## [INSTRUCTIONS TO FOLLOW]
Retype the material below. Keep every word exactly as it is.

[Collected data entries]
** Start **

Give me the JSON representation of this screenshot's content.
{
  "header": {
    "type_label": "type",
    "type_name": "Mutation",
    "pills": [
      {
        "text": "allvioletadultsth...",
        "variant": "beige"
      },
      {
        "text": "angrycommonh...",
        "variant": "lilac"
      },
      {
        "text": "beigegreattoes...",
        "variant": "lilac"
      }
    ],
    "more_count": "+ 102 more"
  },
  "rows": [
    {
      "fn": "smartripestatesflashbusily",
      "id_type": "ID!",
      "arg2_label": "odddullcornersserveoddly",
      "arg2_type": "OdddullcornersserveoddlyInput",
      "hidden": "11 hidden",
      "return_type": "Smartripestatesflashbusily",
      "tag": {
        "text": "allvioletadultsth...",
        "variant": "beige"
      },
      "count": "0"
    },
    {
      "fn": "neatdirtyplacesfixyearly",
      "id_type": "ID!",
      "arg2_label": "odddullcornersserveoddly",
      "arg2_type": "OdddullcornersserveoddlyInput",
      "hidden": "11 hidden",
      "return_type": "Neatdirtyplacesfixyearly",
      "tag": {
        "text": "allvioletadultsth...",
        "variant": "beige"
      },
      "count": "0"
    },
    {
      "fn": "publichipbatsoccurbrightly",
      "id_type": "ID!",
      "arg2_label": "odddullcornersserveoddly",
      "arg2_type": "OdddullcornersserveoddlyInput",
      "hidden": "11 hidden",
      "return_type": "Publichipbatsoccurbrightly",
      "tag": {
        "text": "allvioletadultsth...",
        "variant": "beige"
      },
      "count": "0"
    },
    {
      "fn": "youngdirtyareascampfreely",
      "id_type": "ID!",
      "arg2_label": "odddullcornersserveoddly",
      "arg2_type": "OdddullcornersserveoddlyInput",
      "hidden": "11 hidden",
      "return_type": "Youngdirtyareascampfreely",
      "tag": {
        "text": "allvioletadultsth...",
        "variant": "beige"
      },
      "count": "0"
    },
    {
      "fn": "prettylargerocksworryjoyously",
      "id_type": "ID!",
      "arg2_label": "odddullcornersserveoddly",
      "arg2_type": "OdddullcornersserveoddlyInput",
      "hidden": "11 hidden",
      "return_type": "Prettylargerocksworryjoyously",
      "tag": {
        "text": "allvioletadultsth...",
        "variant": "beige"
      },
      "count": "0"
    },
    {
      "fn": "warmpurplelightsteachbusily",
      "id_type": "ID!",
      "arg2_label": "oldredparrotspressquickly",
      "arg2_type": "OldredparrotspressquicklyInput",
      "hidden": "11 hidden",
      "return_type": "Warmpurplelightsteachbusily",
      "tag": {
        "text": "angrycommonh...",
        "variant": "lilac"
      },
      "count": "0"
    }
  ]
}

** End **

## [EXPECTED ANSWER]
Give me the JSON representation of this screenshot's content.
{
  "header": {
    "type_label": "type",
    "type_name": "Mutation",
    "pills": [
      {
        "text": "allvioletadultsth...",
        "variant": "beige"
      },
      {
        "text": "angrycommonh...",
        "variant": "lilac"
      },
      {
        "text": "beigegreattoes...",
        "variant": "lilac"
      }
    ],
    "more_count": "+ 102 more"
  },
  "rows": [
    {
      "fn": "smartripestatesflashbusily",
      "id_type": "ID!",
      "arg2_label": "odddullcornersserveoddly",
      "arg2_type": "OdddullcornersserveoddlyInput",
      "hidden": "11 hidden",
      "return_type": "Smartripestatesflashbusily",
      "tag": {
        "text": "allvioletadultsth...",
        "variant": "beige"
      },
      "count": "0"
    },
    {
      "fn": "neatdirtyplacesfixyearly",
      "id_type": "ID!",
      "arg2_label": "odddullcornersserveoddly",
      "arg2_type": "OdddullcornersserveoddlyInput",
      "hidden": "11 hidden",
      "return_type": "Neatdirtyplacesfixyearly",
      "tag": {
        "text": "allvioletadultsth...",
        "variant": "beige"
      },
      "count": "0"
    },
    {
      "fn": "publichipbatsoccurbrightly",
      "id_type": "ID!",
      "arg2_label": "odddullcornersserveoddly",
      "arg2_type": "OdddullcornersserveoddlyInput",
      "hidden": "11 hidden",
      "return_type": "Publichipbatsoccurbrightly",
      "tag": {
        "text": "allvioletadultsth...",
        "variant": "beige"
      },
      "count": "0"
    },
    {
      "fn": "youngdirtyareascampfreely",
      "id_type": "ID!",
      "arg2_label": "odddullcornersserveoddly",
      "arg2_type": "OdddullcornersserveoddlyInput",
      "hidden": "11 hidden",
      "return_type": "Youngdirtyareascampfreely",
      "tag": {
        "text": "allvioletadultsth...",
        "variant": "beige"
      },
      "count": "0"
    },
    {
      "fn": "prettylargerocksworryjoyously",
      "id_type": "ID!",
      "arg2_label": "odddullcornersserveoddly",
      "arg2_type": "OdddullcornersserveoddlyInput",
      "hidden": "11 hidden",
      "return_type": "Prettylargerocksworryjoyously",
      "tag": {
        "text": "allvioletadultsth...",
        "variant": "beige"
      },
      "count": "0"
    },
    {
      "fn": "warmpurplelightsteachbusily",
      "id_type": "ID!",
      "arg2_label": "oldredparrotspressquickly",
      "arg2_type": "OldredparrotspressquicklyInput",
      "hidden": "11 hidden",
      "return_type": "Warmpurplelightsteachbusily",
      "tag": {
        "text": "angrycommonh...",
        "variant": "lilac"
      },
      "count": "0"
    }
  ]
}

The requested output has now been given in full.